(WHAT IS NEEDED) Omit all images. Write out the rest of the material exactly.

(ENTRIES PROVIDED)
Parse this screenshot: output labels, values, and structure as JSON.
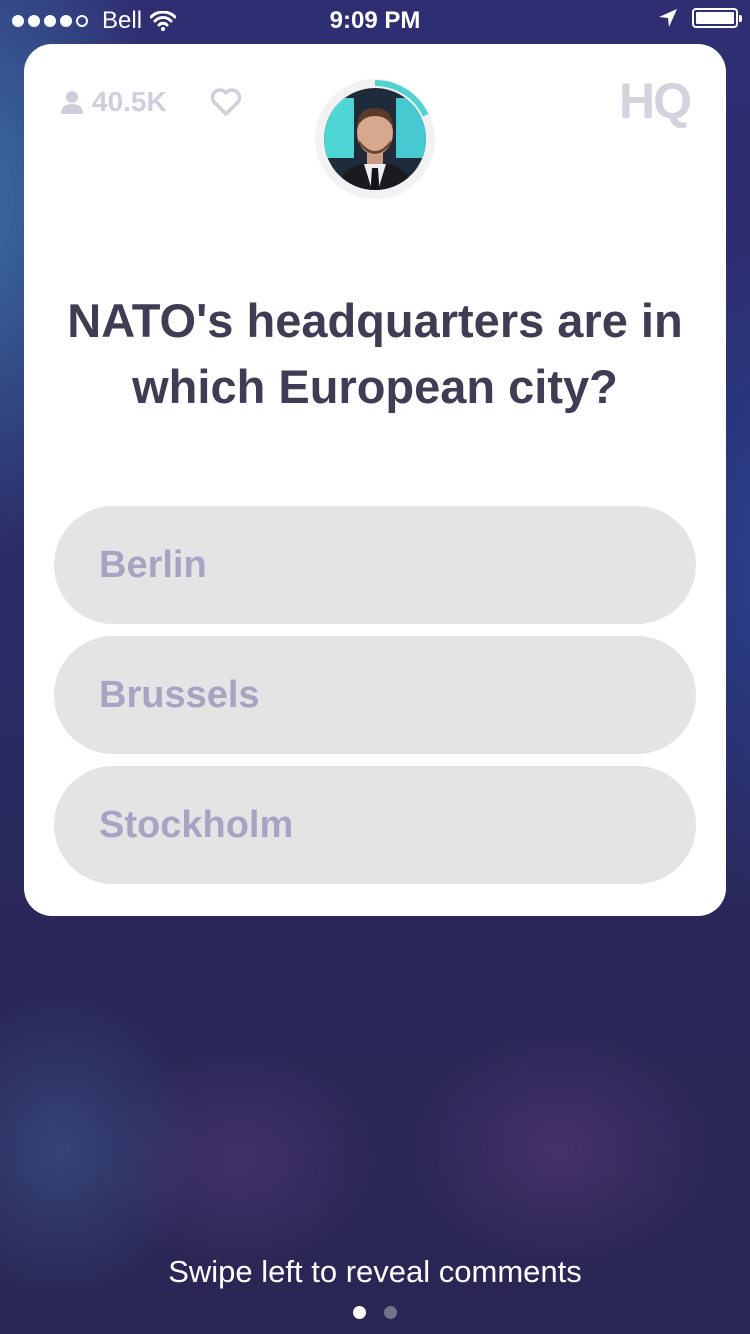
{
  "status_bar": {
    "carrier": "Bell",
    "time": "9:09 PM",
    "signal_dots": 5,
    "signal_filled": 4
  },
  "header": {
    "viewer_count": "40.5K",
    "logo": "HQ",
    "icons": [
      "person-icon",
      "heart-icon"
    ]
  },
  "host": {
    "avatar": "host-avatar",
    "timer_progress": 0.18,
    "timer_color": "#52d3d0"
  },
  "question": {
    "text": "NATO's headquarters are in which European city?"
  },
  "answers": [
    {
      "label": "Berlin"
    },
    {
      "label": "Brussels"
    },
    {
      "label": "Stockholm"
    }
  ],
  "footer": {
    "hint": "Swipe left to reveal comments",
    "pages": 2,
    "active_page": 1
  },
  "colors": {
    "question_text": "#3f3d53",
    "answer_bg": "#e4e4e4",
    "answer_text": "#a6a4c2",
    "background": "#2b2a66"
  }
}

(FINAL RESULT)
Parse this screenshot: output labels, values, and structure as JSON.
{
  "status_bar": {
    "carrier": "Bell",
    "time": "9:09 PM",
    "signal_dots": 5,
    "signal_filled": 4
  },
  "header": {
    "viewer_count": "40.5K",
    "logo": "HQ",
    "icons": [
      "person-icon",
      "heart-icon"
    ]
  },
  "host": {
    "avatar": "host-avatar",
    "timer_progress": 0.18,
    "timer_color": "#52d3d0"
  },
  "question": {
    "text": "NATO's headquarters are in which European city?"
  },
  "answers": [
    {
      "label": "Berlin"
    },
    {
      "label": "Brussels"
    },
    {
      "label": "Stockholm"
    }
  ],
  "footer": {
    "hint": "Swipe left to reveal comments",
    "pages": 2,
    "active_page": 1
  },
  "colors": {
    "question_text": "#3f3d53",
    "answer_bg": "#e4e4e4",
    "answer_text": "#a6a4c2",
    "background": "#2b2a66"
  }
}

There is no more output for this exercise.